--- GOAL ---
Your output is the line containing "Extract the structured" plus all lines after it to the end of the records, reproduced exactly, with nothing else.
+===+
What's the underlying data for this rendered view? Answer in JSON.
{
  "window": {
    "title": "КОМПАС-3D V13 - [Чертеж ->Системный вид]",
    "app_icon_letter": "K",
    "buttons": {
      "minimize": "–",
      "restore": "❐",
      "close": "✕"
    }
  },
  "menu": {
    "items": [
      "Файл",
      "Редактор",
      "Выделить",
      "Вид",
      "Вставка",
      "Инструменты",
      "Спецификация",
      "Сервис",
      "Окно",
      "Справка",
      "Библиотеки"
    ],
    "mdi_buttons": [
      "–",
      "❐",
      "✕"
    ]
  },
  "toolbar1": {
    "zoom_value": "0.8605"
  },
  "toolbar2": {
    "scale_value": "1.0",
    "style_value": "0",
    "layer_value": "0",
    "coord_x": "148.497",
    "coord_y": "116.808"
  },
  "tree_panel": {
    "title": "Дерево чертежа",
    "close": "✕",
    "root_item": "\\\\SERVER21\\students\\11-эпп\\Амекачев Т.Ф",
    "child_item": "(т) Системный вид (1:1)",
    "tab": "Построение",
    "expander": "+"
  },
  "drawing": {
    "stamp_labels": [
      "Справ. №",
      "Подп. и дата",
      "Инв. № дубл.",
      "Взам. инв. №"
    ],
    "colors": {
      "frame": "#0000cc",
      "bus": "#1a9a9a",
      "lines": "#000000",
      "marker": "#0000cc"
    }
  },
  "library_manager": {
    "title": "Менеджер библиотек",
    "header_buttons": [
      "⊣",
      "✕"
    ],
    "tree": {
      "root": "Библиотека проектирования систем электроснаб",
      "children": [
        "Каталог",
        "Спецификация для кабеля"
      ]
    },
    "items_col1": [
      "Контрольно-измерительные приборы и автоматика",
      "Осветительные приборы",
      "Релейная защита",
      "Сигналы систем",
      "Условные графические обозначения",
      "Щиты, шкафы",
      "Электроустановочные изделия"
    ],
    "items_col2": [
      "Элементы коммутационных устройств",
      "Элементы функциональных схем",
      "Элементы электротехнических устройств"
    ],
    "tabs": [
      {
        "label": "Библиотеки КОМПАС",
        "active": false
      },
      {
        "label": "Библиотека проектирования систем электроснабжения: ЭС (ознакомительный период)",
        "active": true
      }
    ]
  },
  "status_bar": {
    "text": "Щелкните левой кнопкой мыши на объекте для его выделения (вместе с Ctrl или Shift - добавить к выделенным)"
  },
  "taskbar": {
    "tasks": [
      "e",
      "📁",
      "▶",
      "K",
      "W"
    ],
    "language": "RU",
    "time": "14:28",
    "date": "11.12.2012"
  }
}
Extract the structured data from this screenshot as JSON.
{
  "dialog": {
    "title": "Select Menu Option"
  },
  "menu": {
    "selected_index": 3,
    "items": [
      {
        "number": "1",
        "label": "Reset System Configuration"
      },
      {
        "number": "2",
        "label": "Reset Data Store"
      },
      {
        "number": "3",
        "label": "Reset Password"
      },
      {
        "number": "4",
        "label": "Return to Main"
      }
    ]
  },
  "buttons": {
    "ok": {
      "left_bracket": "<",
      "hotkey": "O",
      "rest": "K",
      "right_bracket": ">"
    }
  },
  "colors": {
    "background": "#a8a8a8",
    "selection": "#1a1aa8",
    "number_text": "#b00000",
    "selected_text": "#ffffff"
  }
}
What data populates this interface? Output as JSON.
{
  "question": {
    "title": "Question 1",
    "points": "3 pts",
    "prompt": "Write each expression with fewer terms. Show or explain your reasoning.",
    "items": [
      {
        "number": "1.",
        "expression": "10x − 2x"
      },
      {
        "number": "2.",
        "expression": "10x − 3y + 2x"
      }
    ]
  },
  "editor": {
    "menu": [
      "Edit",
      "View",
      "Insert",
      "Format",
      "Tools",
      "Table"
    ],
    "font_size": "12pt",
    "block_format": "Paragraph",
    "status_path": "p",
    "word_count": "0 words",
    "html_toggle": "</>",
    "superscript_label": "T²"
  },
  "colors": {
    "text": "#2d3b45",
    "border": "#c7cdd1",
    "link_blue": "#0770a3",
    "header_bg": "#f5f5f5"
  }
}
+===+
--- ANSWER FOR THIS EXERCISE ---
Extract the structured data from this screenshot as JSON.
{
  "dialog": {
    "title": "Select Menu Option"
  },
  "menu": {
    "selected_index": 3,
    "items": [
      {
        "number": "1",
        "label": "Reset System Configuration"
      },
      {
        "number": "2",
        "label": "Reset Data Store"
      },
      {
        "number": "3",
        "label": "Reset Password"
      },
      {
        "number": "4",
        "label": "Return to Main"
      }
    ]
  },
  "buttons": {
    "ok": {
      "left_bracket": "<",
      "hotkey": "O",
      "rest": "K",
      "right_bracket": ">"
    }
  },
  "colors": {
    "background": "#a8a8a8",
    "selection": "#1a1aa8",
    "number_text": "#b00000",
    "selected_text": "#ffffff"
  }
}
What data populates this interface? Output as JSON.
{
  "question": {
    "title": "Question 1",
    "points": "3 pts",
    "prompt": "Write each expression with fewer terms. Show or explain your reasoning.",
    "items": [
      {
        "number": "1.",
        "expression": "10x − 2x"
      },
      {
        "number": "2.",
        "expression": "10x − 3y + 2x"
      }
    ]
  },
  "editor": {
    "menu": [
      "Edit",
      "View",
      "Insert",
      "Format",
      "Tools",
      "Table"
    ],
    "font_size": "12pt",
    "block_format": "Paragraph",
    "status_path": "p",
    "word_count": "0 words",
    "html_toggle": "</>",
    "superscript_label": "T²"
  },
  "colors": {
    "text": "#2d3b45",
    "border": "#c7cdd1",
    "link_blue": "#0770a3",
    "header_bg": "#f5f5f5"
  }
}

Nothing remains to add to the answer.